[Written task]
Reproduce the stretch of the Senate Bill 3202 passage below from "While it’s likely" through "should do it.", keeping every word and mark unchanged.

[Passage given]
------

While it’s likely too late to impact it’s passage, Senate Bill 3202 represents an important “teachable moment” for those interested in the legislative process (or lack thereof).
Please grab a chair, a quiet corner somewhere, and read the below paragraphs taken from the exact language legislators are voting on (and the only language the public was provided with) – 10 or 15 minutes should do it.
The first key component says “each county shall adopt or amend ordinances defining reasonable standards that allow for the construction of at least two accessory dwelling units, or the reasonable equivalent, for residential use on all residentially zoned lots …defined as … a zoning lot in a county zoning district that is principally reserved for single-family and two-family detached dwellings … does not include a lot in a county zoning district that is intended for rural, low density residential development, and open space preservation.”
Translation,“Every county shall pass laws allowing at least 3 houses/units for residential use (not commercial or other use) to be built on almost every residential lot in the county.”

------

[Listings of boxed layout items]
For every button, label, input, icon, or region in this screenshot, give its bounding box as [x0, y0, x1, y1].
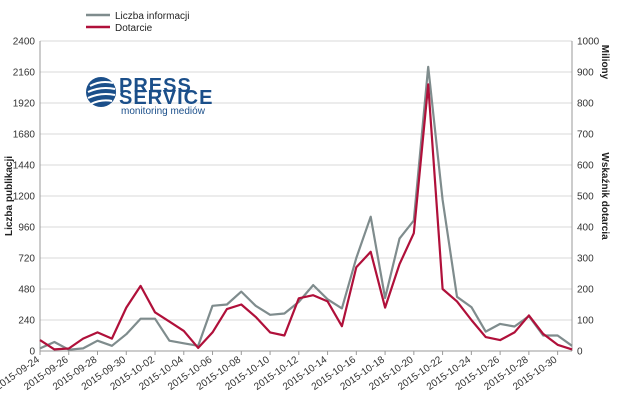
x-ticks: 2015-09-242015-09-262015-09-282015-09-30…	[0, 351, 560, 393]
y-tick-label-right: 200	[577, 285, 594, 296]
y-tick-label-left: 960	[18, 223, 35, 234]
y-tick-label-right: 800	[577, 99, 594, 110]
logo-text-press: PRESS	[119, 75, 192, 97]
press-service-logo: PRESS SERVICE monitoring mediów	[86, 75, 213, 117]
y-axis-right-title: Wskaźnik dotarcia	[599, 152, 610, 240]
series-lines	[39, 65, 573, 351]
y-tick-label-left: 1680	[13, 130, 36, 141]
y-tick-label-right: 400	[577, 223, 594, 234]
y-tick-label-right: 100	[577, 316, 594, 327]
y-tick-label-left: 1440	[13, 161, 36, 172]
globe-stripes-icon	[86, 77, 116, 107]
y-tick-label-right: 600	[577, 161, 594, 172]
y-tick-label-right: 500	[577, 192, 594, 203]
grid-lines	[40, 40, 572, 352]
y-tick-label-right: 1000	[577, 37, 600, 48]
y-ticks-left: 0 240 480 720 960 1200 1440 1680 1920 2160 2400	[13, 37, 36, 358]
y-tick-label-right: 0	[577, 347, 583, 358]
y-tick-label-right: 700	[577, 130, 594, 141]
y-tick-label-right: 300	[577, 254, 594, 265]
y-tick-label-right: 900	[577, 68, 594, 79]
y-axis-left-title: Liczba publikacji	[4, 156, 15, 236]
y-tick-label-left: 720	[18, 254, 35, 265]
series-line-liczba-informacji	[39, 65, 573, 351]
legend-label-dotarcie: Dotarcie	[115, 23, 153, 34]
y-tick-label-left: 2160	[13, 68, 36, 79]
y-axis-right-unit: Miliony	[599, 45, 610, 80]
series-line-dotarcie	[39, 83, 573, 351]
y-tick-label-left: 2400	[13, 37, 36, 48]
y-ticks-right: 0 100 200 300 400 500 600 700 800 900 1000	[577, 37, 600, 358]
legend-label-liczba-informacji: Liczba informacji	[115, 11, 189, 22]
y-tick-label-left: 480	[18, 285, 35, 296]
y-tick-label-left: 1200	[13, 192, 36, 203]
legend: Liczba informacji Dotarcie	[86, 11, 189, 34]
y-tick-label-left: 240	[18, 316, 35, 327]
logo-text-service: SERVICE	[119, 87, 213, 109]
y-tick-label-left: 1920	[13, 99, 36, 110]
logo-tagline: monitoring mediów	[121, 106, 206, 117]
axes	[39, 41, 573, 352]
y-tick-label-left: 0	[29, 347, 35, 358]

------

[Result below]
While it’s likely too late to impact it’s passage, Senate Bill 3202 represents an important “teachable moment” for those interested in the legislative process (or lack thereof).
Please grab a chair, a quiet corner somewhere, and read the below paragraphs taken from the exact language legislators are voting on (and the only language the public was provided with) – 10 or 15 minutes should do it.